## Brano fornito:
══════

Molto tempo è trascorso dal più disastroso maremoto della storia recente dell’umanità e insieme alle domande sull’efficacia dei soccorsi, ai dilemmi sulla ricostruzione, un dubbio angoscioso riaffiora continuamente nella mente delle vittime e dei soccorritori.

Hussein Alatas, il più autorevole degli scienziati sociali della Malaysia, lo ha riassunto così: perché un’isola come Sumatra, nella cui area ci sono stati tre maremoti in poco più di cento anni, non era monitorata?

“Rimane il dubbio, dice Alatas, che questa tragedia avrebbe potuto essere evitata”
Ci sono pochi dubbi, invece, sul fatto che gli effetti del disastro avrebbero potuto essere contenuti, se le coste del Sud est asiatico non avessero subito quel “cataclisma a rallentatore” rappresentato dal modello di sviluppo rapido dell’economia, fondato sull’export che ha caratterizzato l’area asiatica negli ultimi quindici – venti anni pochi hanno notato che i Chao – Le, il popolo nomade del mare che gli inglesi hanno impropriamente battezzato con l’epiteto di Sea Gipsy, pur vivendo nella zona colpita dal Tsunami sia in Tailandia che in Birmania, ha minimizzato i danni del maremoto, attraverso le conoscenza tradizionali del mare.

Molte delle coste devastate un tempo erano coperte di foreste di mangrovie dall’India fino ad Aceh, ma da anni sono state tagliate e hanno lasciato il posto agli allevamenti di gamberi, che sono stati oggetto di un dibattito acceso perché identificati come responsabili di un processo di salinizzazione del suolo, di espropriazione degli abitanti dei villaggi, di pericolosità del prodotto per la salute. Poco si è discusso del fatto che le vasche di trenta metri riva costruite a ridosso del mare, lasciano la costa del tutto indifesa. Vanno aggiunte l’espansione delle costruzioni, gli alberghi schierati in prima fila tutti con le finestre con vista mare, l’erosione della linea di spiaggia, la sovrapopolazione turistica ed altre cause legate alla pressione umana.

Le coste dell’Asia colpite sembravano preparate ad accogliere nel modo peggiore un disastro che, si pensava, forse non sarebbe mai arrivato.

Le mangrovie hanno sempre avuto la funzione di rompere le onde, attenuare gli effetti delle maree che inondano la terra almeno due volte al mese, aumentando la portata, nel giorno della luna piena , ma con l’ambiguità della loro collocazione tra terra e mare aiutano la vita marina. Lungo le coste tailandesi del Mar delle Andamane, le mangrovie coprono oggi il 15% delle rive, mentre solo 10 anni fa rappresentavano il 33% della linea costiera. Il numero delle vittime del Tsunami sono più di 300.000.

Nel 1883 il vulcano Krakatoa esplose. Produsse una nuvola che modificò il clima nel successivo 1884 e generò un’onda che uccise 35.000 persone in Indonesia, Bangladesh ed altri paesi dell’area. Il 10% di vite umane del Tsunami del 2004. La differenza di queste cifre ci dice in modo immediato che informazione diffusa e prevenzione ambientale sono due misure che siamo obbligati a prendere immediatamente perché l’urgenza di un governo saggio ed unitario del mondo, non è più rinviabile. Il maremoto ci ha lasciati attoniti per la morte di tante persone, ma anche le conseguenze sull’ambiente sono state pesanti e avranno effetti che oggi non riusciamo a valutare.

══════

Prosegui il brano sul maremoto del 2004 a partire dalla sua ultima frase. I dati riportati qui di seguito hanno un'origine diversa da quella del brano.

## Estratto dei dati:
══════

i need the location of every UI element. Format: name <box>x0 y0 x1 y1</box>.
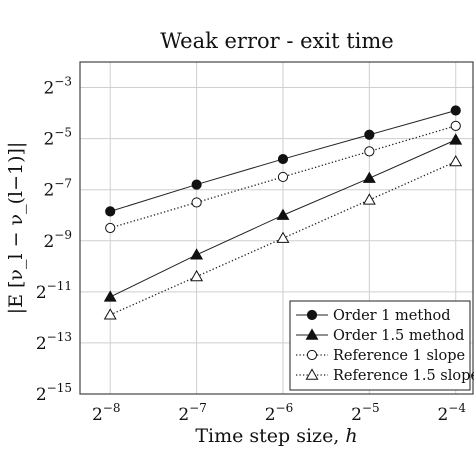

══════

## Soluzione esercizio:
I reef corallini e le praterie di rupie, le piante con fiore che sono il cibo di dugonghi e di molti pesci, sono danneggiati dalla violenza dell’impatto dell’onda anomala, dalla polvere bianca ricaduta sui coralli, dalle auto,barche, mobili scaraventati sul fondo del mare. A Surin un’isola tailandese confinante con i bellissimi arcipelaghi della Birmania, il banco di corallo più grande del Mar delle Andatane, che misura 8 Kmq., ha almeno 2 Kmq. morti.

La distruzione dell’ambiente presenta ora un grave rischio per la ricostruzione e la qualità della vita delle popolazioni locali. Può accadere  che lo straordinario flusso di aiuti da tutto il mondo venga usato per accentuare il modello industriale per l’export e che il mondo delle culture locali della costa, già percosso così duramente, subisca uno scacco irreparabile verso la marginalizzazione e l’estinzione.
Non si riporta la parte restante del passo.